→ TASK OBJECTIVE
Extract every line from the items below and reproduce each one word for word, with nothing changed or left out.

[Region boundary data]
▼
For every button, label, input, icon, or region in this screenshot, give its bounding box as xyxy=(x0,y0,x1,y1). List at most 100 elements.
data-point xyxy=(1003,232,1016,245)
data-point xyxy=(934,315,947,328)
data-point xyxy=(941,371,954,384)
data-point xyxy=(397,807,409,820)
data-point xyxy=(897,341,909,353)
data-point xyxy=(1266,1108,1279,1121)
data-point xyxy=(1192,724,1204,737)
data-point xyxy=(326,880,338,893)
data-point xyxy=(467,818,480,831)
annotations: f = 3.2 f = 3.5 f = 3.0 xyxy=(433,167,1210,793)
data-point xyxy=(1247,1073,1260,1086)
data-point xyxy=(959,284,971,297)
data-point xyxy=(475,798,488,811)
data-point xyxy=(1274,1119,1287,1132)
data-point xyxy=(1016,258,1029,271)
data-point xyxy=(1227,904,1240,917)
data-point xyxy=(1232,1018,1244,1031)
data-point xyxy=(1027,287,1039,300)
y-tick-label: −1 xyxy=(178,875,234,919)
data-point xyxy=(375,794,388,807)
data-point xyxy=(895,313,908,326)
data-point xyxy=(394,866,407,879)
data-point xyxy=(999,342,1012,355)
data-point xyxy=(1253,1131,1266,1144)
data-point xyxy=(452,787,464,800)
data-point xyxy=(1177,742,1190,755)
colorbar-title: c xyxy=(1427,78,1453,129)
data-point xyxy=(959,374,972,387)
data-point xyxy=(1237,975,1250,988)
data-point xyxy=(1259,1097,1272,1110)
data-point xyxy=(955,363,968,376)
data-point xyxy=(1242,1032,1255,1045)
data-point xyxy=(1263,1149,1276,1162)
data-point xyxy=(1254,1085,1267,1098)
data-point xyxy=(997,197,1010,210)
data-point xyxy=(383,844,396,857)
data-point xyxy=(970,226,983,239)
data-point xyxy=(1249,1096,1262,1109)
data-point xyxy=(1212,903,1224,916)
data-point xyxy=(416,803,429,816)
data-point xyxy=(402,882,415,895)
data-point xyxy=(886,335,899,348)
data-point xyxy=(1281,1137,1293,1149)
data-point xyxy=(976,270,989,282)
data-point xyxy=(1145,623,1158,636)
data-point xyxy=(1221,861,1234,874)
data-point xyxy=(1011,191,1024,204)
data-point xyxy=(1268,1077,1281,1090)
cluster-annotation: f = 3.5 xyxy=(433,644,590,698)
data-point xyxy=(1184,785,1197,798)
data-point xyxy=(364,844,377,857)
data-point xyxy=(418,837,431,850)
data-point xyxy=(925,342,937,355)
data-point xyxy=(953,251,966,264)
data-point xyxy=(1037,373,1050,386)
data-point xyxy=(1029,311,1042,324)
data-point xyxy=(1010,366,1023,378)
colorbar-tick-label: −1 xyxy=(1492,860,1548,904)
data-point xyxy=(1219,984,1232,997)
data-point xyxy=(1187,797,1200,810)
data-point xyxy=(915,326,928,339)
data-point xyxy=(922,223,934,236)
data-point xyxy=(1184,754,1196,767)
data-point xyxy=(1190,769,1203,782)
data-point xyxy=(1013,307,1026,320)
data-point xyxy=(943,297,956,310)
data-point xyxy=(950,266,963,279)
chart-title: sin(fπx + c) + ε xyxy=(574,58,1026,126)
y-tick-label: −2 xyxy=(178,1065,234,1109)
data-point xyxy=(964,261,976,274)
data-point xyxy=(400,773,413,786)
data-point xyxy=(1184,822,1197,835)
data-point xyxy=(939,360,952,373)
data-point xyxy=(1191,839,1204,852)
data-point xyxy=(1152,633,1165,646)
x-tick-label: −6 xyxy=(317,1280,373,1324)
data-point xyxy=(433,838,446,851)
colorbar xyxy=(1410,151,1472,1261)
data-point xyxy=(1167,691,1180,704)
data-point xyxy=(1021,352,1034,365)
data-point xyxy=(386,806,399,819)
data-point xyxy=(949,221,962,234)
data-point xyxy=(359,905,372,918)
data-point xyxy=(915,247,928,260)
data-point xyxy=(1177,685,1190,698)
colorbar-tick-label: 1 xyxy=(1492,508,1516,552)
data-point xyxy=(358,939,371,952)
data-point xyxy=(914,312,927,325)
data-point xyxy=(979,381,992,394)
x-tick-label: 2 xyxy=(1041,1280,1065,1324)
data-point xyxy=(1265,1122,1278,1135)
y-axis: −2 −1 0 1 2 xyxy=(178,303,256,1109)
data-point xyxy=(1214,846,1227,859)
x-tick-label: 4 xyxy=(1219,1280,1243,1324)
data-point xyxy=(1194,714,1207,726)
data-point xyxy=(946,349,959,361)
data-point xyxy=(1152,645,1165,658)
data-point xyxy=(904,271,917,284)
▲
→ REPLY TO THE TASK
For every button, label, input, icon, or region in this screenshot, give its bounding box as xyxy=(x0,y0,x1,y1). List at most 100 elements.
data-point xyxy=(1003,232,1016,245)
data-point xyxy=(934,315,947,328)
data-point xyxy=(941,371,954,384)
data-point xyxy=(397,807,409,820)
data-point xyxy=(897,341,909,353)
data-point xyxy=(1266,1108,1279,1121)
data-point xyxy=(1192,724,1204,737)
data-point xyxy=(326,880,338,893)
data-point xyxy=(467,818,480,831)
annotations: f = 3.2 f = 3.5 f = 3.0 xyxy=(433,167,1210,793)
data-point xyxy=(1247,1073,1260,1086)
data-point xyxy=(959,284,971,297)
data-point xyxy=(475,798,488,811)
data-point xyxy=(1274,1119,1287,1132)
data-point xyxy=(1016,258,1029,271)
data-point xyxy=(1227,904,1240,917)
data-point xyxy=(1232,1018,1244,1031)
data-point xyxy=(1027,287,1039,300)
y-tick-label: −1 xyxy=(178,875,234,919)
data-point xyxy=(375,794,388,807)
data-point xyxy=(895,313,908,326)
data-point xyxy=(394,866,407,879)
data-point xyxy=(999,342,1012,355)
data-point xyxy=(1253,1131,1266,1144)
data-point xyxy=(452,787,464,800)
data-point xyxy=(1177,742,1190,755)
colorbar-title: c xyxy=(1427,78,1453,129)
data-point xyxy=(959,374,972,387)
data-point xyxy=(1237,975,1250,988)
data-point xyxy=(1259,1097,1272,1110)
data-point xyxy=(955,363,968,376)
data-point xyxy=(1242,1032,1255,1045)
data-point xyxy=(1263,1149,1276,1162)
data-point xyxy=(1254,1085,1267,1098)
data-point xyxy=(997,197,1010,210)
data-point xyxy=(383,844,396,857)
data-point xyxy=(970,226,983,239)
data-point xyxy=(1249,1096,1262,1109)
data-point xyxy=(1212,903,1224,916)
data-point xyxy=(416,803,429,816)
data-point xyxy=(402,882,415,895)
data-point xyxy=(886,335,899,348)
data-point xyxy=(1281,1137,1293,1149)
data-point xyxy=(976,270,989,282)
data-point xyxy=(1145,623,1158,636)
data-point xyxy=(1221,861,1234,874)
data-point xyxy=(1011,191,1024,204)
data-point xyxy=(1268,1077,1281,1090)
cluster-annotation: f = 3.5 xyxy=(433,644,590,698)
data-point xyxy=(1184,785,1197,798)
data-point xyxy=(364,844,377,857)
data-point xyxy=(418,837,431,850)
data-point xyxy=(925,342,937,355)
data-point xyxy=(953,251,966,264)
data-point xyxy=(1037,373,1050,386)
data-point xyxy=(1029,311,1042,324)
data-point xyxy=(1010,366,1023,378)
colorbar-tick-label: −1 xyxy=(1492,860,1548,904)
data-point xyxy=(1219,984,1232,997)
data-point xyxy=(1187,797,1200,810)
data-point xyxy=(915,326,928,339)
data-point xyxy=(922,223,934,236)
data-point xyxy=(1184,754,1196,767)
data-point xyxy=(1190,769,1203,782)
data-point xyxy=(1013,307,1026,320)
data-point xyxy=(943,297,956,310)
data-point xyxy=(950,266,963,279)
chart-title: sin(fπx + c) + ε xyxy=(574,58,1026,126)
y-tick-label: −2 xyxy=(178,1065,234,1109)
data-point xyxy=(964,261,976,274)
data-point xyxy=(400,773,413,786)
data-point xyxy=(1184,822,1197,835)
data-point xyxy=(939,360,952,373)
data-point xyxy=(1191,839,1204,852)
data-point xyxy=(1152,633,1165,646)
x-tick-label: −6 xyxy=(317,1280,373,1324)
data-point xyxy=(433,838,446,851)
colorbar xyxy=(1410,151,1472,1261)
data-point xyxy=(1167,691,1180,704)
data-point xyxy=(1021,352,1034,365)
data-point xyxy=(386,806,399,819)
data-point xyxy=(949,221,962,234)
data-point xyxy=(359,905,372,918)
data-point xyxy=(915,247,928,260)
data-point xyxy=(1177,685,1190,698)
colorbar-tick-label: 1 xyxy=(1492,508,1516,552)
data-point xyxy=(358,939,371,952)
data-point xyxy=(914,312,927,325)
data-point xyxy=(979,381,992,394)
x-tick-label: 2 xyxy=(1041,1280,1065,1324)
data-point xyxy=(1265,1122,1278,1135)
y-axis: −2 −1 0 1 2 xyxy=(178,303,256,1109)
data-point xyxy=(1214,846,1227,859)
x-tick-label: 4 xyxy=(1219,1280,1243,1324)
data-point xyxy=(1194,714,1207,726)
data-point xyxy=(946,349,959,361)
data-point xyxy=(1152,645,1165,658)
data-point xyxy=(904,271,917,284)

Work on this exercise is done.